-- Start of Data section --

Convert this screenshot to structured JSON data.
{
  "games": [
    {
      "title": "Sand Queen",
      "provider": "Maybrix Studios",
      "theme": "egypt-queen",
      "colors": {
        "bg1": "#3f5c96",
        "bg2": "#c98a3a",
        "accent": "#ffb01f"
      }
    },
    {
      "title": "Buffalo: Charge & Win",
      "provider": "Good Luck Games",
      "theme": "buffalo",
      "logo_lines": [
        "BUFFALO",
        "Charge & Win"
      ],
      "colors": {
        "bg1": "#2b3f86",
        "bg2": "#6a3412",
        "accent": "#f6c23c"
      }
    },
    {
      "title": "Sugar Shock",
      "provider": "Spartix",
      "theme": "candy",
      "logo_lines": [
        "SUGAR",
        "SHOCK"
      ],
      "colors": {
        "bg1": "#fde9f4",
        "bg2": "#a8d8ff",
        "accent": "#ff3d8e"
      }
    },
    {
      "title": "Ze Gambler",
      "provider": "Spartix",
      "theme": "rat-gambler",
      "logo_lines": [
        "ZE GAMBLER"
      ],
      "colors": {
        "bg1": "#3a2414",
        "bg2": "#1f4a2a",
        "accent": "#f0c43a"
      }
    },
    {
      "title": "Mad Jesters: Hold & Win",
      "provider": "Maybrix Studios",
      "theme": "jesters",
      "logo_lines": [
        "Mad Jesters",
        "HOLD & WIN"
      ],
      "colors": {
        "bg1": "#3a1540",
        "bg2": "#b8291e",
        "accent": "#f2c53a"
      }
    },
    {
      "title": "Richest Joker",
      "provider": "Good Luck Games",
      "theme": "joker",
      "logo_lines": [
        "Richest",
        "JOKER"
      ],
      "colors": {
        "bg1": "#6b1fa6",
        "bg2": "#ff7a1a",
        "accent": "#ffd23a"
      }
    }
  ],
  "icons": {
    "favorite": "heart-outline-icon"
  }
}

-- End of Data section --
-- Start of Data section --

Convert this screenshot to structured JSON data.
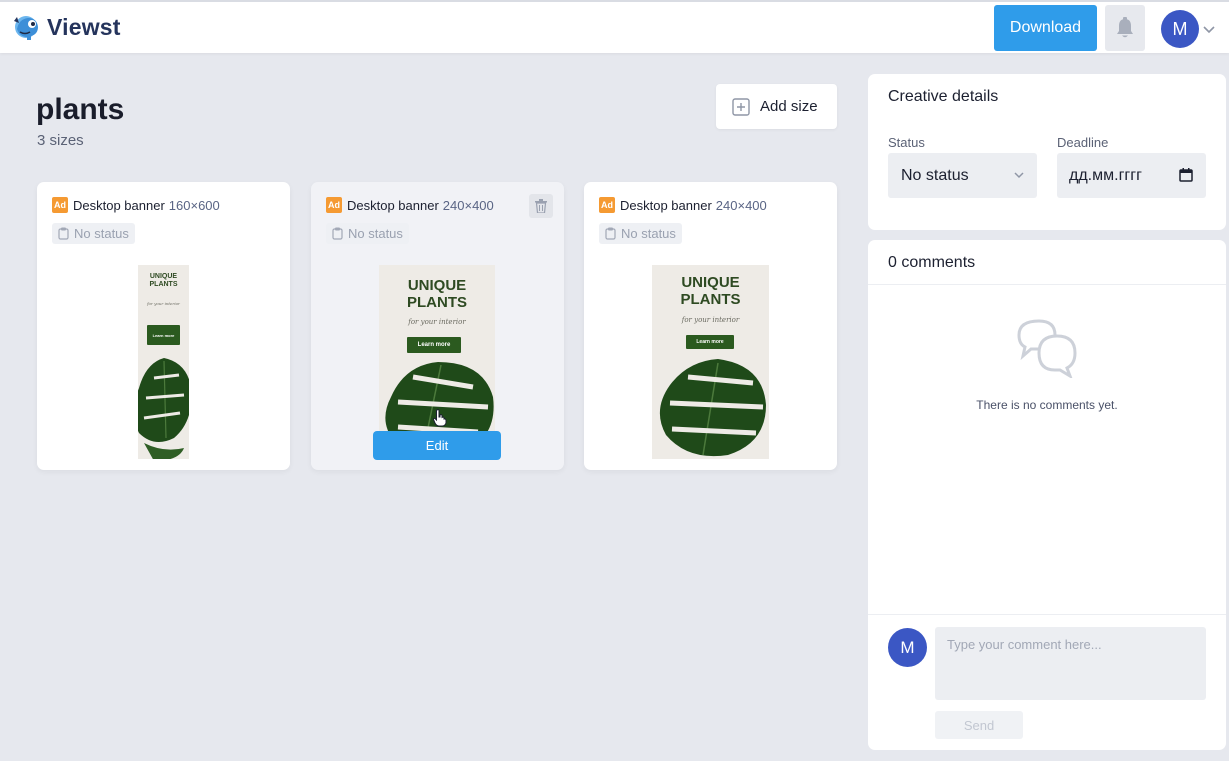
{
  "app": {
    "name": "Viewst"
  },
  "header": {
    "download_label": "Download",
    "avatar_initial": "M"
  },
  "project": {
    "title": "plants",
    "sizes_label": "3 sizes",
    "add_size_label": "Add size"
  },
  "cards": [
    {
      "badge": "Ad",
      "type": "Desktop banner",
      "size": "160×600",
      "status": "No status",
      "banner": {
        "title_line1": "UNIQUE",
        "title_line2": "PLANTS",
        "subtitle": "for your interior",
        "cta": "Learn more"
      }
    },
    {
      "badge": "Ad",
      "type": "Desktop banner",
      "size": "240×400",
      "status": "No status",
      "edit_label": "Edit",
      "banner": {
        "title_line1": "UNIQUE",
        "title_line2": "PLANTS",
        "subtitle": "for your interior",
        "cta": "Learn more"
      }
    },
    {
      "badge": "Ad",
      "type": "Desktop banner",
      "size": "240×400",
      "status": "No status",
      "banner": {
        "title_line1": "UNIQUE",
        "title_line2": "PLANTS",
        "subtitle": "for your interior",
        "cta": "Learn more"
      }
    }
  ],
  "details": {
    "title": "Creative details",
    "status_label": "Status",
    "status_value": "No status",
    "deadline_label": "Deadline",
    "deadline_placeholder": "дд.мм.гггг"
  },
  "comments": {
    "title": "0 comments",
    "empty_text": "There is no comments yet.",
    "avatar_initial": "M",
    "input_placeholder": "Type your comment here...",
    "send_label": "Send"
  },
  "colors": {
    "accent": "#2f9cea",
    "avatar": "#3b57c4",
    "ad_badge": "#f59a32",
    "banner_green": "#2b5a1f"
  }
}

-- End of Data section --
-- Start of Data section --

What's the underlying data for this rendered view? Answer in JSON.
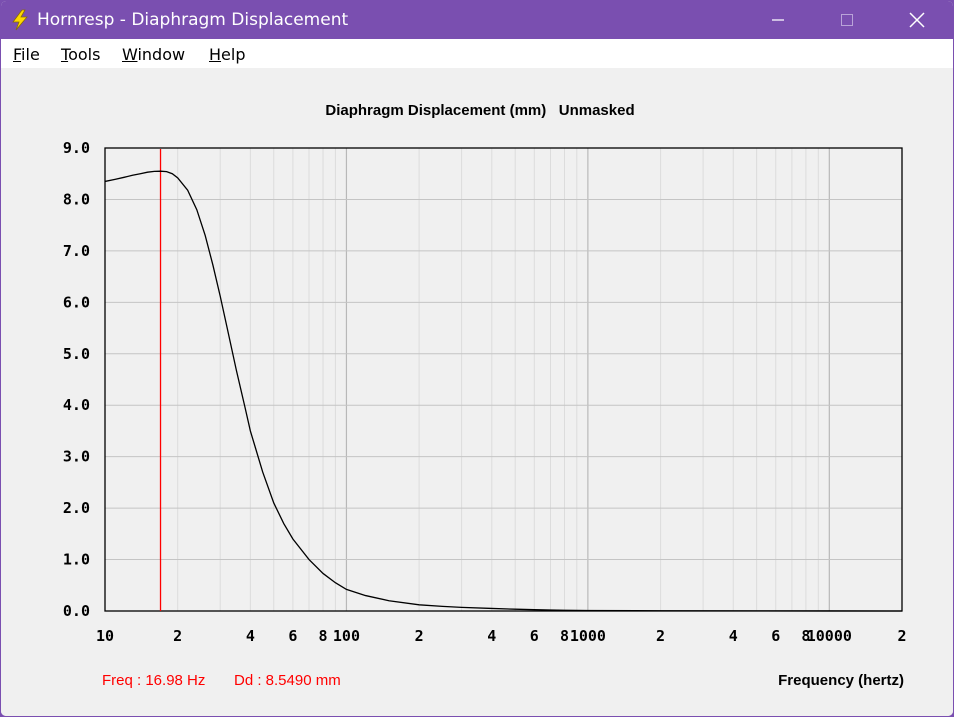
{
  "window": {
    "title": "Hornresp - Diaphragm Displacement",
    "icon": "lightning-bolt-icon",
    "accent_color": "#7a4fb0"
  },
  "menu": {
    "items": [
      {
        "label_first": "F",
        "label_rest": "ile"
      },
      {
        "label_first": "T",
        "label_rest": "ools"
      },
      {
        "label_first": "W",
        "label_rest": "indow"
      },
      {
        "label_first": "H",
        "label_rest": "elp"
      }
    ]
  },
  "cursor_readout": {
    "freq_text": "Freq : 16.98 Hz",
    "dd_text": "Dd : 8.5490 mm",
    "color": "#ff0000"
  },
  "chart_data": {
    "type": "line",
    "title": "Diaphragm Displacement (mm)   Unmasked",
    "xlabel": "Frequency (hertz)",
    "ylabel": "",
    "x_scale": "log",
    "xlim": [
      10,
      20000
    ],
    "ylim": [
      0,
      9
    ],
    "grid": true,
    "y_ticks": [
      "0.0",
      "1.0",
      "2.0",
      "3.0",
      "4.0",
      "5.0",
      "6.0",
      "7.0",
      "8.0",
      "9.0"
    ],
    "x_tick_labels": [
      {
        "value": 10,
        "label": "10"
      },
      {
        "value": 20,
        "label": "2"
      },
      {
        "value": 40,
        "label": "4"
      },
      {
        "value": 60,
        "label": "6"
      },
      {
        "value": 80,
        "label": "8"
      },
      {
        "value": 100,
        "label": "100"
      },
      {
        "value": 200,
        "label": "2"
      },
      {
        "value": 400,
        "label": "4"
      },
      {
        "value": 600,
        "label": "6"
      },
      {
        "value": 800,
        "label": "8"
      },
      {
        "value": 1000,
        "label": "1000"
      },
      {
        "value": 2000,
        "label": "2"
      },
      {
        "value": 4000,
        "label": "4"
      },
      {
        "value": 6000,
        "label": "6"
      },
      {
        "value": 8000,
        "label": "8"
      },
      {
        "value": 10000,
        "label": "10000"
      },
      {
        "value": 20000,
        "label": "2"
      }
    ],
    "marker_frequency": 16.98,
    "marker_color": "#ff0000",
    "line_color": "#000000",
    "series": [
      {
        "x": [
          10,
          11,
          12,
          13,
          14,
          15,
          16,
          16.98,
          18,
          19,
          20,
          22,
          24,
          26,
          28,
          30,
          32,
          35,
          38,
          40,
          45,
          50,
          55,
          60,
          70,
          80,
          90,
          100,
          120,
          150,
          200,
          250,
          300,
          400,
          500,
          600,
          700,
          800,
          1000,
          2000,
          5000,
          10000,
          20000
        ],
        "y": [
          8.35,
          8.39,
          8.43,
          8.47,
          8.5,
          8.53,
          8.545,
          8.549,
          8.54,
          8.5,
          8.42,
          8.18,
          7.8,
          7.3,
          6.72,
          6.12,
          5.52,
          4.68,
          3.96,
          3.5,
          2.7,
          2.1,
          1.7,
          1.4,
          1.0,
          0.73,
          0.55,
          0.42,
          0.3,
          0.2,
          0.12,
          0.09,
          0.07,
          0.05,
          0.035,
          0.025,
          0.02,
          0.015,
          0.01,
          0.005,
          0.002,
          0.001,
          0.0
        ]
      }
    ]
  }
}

-- End of Data section --

[The exercise]
Show all lines from the records above where the word "Charge" occurs.

[Expected answer]
      "title": "Buffalo: Charge & Win",
        "Charge & Win"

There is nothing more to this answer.